→ **Texto fuente**:

□ □ □ □ □

BAGDAD 2 Mar. (EP/AP) -
El primer ministro iraquí, Ibrahim al Jaafari, canceló el encuentro que tenía previsto para hoy con los principales dirigentes políticos del país después de que estos acordaran organizar una campaña para privarle de un nuevo mandato en un intento por desbloquear las conversaciones sobre la formación de un gobierno de unidad nacional.
Al Jaafari había convocado la reunión para discutir sobre el modo de resolver la crisis política y contener la emergente violencia sectaria en el país que le ha situado al borde de la guerra civil. Su oficina no ha dado ningún motivo para la cancelación.
"La cancelación de esta reunión es lamentable porque este tipo de reuniones son esenciales en la situación actual", declaró Mahmud Othman, del bloque kurdo en el Parlamento. Ayer, los líderes de tres partidos, incluidos suníes, kurdos y los laicos del ex primer ministro Iyad Alaii, acordaron pedir al principal bloque chií que retire la candidatura de Al Jaafari a primer ministro y presente otro candidato.

□ □ □ □ □

→ **Datos para examinar**:
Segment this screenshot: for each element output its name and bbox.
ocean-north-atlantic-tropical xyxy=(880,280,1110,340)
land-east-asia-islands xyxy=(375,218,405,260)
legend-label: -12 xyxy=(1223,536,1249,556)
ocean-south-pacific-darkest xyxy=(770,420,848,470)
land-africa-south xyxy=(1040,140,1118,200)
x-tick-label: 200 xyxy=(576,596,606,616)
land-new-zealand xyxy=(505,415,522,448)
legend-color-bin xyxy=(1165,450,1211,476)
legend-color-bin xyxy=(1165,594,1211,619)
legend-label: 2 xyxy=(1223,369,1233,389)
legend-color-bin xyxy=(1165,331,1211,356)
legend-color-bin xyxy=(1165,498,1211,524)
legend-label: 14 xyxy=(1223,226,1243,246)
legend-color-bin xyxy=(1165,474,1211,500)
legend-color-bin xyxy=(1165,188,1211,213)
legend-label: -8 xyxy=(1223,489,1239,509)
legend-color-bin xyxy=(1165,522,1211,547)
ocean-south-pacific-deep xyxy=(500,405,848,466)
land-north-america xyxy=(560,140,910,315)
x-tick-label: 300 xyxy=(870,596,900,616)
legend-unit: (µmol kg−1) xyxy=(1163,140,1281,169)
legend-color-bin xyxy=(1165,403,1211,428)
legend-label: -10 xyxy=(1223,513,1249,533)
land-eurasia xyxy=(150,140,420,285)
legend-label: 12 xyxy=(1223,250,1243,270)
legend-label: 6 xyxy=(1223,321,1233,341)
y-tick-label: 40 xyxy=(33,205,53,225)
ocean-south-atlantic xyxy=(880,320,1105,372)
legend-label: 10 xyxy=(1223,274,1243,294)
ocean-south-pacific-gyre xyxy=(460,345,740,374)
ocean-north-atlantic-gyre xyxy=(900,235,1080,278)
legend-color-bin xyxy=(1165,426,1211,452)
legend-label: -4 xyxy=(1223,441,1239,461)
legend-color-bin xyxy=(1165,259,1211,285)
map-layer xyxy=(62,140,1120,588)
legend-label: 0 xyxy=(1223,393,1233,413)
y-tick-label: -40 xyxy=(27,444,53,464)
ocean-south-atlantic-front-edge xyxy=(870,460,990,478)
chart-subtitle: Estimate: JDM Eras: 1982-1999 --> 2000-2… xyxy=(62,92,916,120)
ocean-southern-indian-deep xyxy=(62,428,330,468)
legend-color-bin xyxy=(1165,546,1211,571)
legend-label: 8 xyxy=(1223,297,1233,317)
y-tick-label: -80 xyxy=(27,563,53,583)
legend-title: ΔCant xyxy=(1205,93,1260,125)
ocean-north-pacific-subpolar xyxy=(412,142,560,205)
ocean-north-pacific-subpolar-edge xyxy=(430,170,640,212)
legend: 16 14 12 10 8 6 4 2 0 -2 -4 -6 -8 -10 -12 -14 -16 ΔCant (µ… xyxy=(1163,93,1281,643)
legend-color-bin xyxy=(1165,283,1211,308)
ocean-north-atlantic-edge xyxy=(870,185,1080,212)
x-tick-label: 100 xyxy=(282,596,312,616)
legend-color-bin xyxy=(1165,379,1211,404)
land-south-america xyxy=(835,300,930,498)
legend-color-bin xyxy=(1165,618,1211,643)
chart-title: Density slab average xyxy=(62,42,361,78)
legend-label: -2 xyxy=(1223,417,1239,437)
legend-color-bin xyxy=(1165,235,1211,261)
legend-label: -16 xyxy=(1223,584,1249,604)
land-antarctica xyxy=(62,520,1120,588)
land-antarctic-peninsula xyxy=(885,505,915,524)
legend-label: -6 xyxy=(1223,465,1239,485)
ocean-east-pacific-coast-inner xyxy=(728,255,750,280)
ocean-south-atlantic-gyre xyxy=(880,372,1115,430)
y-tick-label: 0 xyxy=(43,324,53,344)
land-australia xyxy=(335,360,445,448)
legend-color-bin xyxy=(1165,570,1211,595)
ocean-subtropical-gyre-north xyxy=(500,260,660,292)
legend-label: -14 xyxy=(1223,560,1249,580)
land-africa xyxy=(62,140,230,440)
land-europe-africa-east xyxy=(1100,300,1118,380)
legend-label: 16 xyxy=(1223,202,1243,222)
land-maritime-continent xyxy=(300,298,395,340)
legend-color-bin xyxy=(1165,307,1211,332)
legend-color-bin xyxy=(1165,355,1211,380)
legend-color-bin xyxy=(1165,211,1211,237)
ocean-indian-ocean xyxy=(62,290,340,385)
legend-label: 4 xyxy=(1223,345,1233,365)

□ □ □ □ □

→ **Objetivo del ejercicio**:
Reescribe el tramo de la noticia desde "BAGDAD 2 Mar." hasta "de unidad nacional.", y pon "suspendió" en lugar de "canceló". Los registros son un material independiente de la noticia.

→ **Espacio de respuesta**:
BAGDAD 2 Mar. (EP/AP) -
El primer ministro iraquí, Ibrahim al Jaafari, suspendió el encuentro que tenía previsto para hoy con los principales dirigentes políticos del país después de que estos acordaran organizar una campaña para privarle de un nuevo mandato en un intento por desbloquear las conversaciones sobre la formación de un gobierno de unidad nacional.